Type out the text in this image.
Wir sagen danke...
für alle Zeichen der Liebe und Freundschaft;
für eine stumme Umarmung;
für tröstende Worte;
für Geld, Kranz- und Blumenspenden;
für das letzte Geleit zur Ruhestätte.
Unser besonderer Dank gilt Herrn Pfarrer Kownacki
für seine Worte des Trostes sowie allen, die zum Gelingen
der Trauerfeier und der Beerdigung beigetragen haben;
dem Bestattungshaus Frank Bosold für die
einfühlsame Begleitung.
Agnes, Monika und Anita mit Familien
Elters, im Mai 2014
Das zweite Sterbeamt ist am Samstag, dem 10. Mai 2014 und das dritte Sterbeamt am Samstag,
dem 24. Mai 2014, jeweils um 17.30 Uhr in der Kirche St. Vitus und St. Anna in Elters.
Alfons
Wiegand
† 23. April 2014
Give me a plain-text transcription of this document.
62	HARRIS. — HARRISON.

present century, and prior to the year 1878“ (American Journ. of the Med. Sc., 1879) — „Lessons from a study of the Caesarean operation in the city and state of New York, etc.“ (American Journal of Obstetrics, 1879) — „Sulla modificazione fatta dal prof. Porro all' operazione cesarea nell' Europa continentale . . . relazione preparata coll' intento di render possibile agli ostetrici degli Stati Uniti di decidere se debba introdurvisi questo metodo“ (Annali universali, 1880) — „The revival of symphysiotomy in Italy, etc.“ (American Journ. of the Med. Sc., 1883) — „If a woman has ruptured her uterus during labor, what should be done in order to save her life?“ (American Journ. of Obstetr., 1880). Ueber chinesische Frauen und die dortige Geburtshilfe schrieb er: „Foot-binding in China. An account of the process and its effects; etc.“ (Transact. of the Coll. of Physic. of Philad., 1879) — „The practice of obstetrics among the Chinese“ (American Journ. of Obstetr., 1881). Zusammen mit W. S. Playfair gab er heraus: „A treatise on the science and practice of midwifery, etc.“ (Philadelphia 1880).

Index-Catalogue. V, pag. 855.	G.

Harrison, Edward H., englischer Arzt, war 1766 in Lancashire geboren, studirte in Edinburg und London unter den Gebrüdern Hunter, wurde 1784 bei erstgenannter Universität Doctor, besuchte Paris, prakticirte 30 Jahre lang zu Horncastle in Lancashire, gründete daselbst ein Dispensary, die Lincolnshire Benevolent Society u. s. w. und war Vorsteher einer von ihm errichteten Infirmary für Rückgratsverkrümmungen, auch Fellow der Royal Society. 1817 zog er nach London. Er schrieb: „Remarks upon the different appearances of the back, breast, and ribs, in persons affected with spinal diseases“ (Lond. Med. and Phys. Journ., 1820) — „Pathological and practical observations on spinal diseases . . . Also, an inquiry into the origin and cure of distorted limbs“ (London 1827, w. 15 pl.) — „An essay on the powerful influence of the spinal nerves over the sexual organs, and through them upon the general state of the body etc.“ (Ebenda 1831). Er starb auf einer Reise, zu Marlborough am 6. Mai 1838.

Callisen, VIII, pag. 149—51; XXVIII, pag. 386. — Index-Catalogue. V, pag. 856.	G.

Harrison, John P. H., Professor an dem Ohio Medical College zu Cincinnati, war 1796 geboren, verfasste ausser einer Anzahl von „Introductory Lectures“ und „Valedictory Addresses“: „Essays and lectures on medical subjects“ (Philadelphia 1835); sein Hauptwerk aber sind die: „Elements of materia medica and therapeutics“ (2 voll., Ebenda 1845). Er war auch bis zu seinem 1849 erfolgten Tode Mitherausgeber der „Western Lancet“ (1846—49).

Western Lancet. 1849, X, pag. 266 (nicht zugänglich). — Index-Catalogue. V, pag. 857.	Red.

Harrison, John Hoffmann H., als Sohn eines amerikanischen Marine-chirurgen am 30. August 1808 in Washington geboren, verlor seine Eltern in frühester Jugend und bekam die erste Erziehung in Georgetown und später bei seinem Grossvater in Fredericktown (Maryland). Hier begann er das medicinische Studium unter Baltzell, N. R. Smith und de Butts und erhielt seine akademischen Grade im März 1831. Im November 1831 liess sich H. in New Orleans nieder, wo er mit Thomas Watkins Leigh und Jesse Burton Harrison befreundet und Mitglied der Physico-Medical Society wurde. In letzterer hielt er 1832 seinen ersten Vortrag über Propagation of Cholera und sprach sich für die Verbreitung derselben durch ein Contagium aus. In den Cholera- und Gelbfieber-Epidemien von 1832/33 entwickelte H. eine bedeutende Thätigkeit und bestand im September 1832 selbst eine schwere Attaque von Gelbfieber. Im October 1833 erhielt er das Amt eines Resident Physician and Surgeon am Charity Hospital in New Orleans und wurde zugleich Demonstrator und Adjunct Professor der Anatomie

☆ ☆ ☆

Exercise task> Using the records above, list each line that includes "Western".

Response to this task>
Harrison, John P. H., Professor an dem Ohio Medical College zu Cincinnati, war 1796 geboren, verfasste ausser einer Anzahl von „Introductory Lectures“ und „Valedictory Addresses“: „Essays and lectures on medical subjects“ (Philadelphia 1835); sein Hauptwerk aber sind die: „Elements of materia medica and therapeutics“ (2 voll., Ebenda 1845). Er war auch bis zu seinem 1849 erfolgten Tode Mitherausgeber der „Western Lancet“ (1846—49).
Western Lancet. 1849, X, pag. 266 (nicht zugänglich). — Index-Catalogue. V, pag. 857.	Red.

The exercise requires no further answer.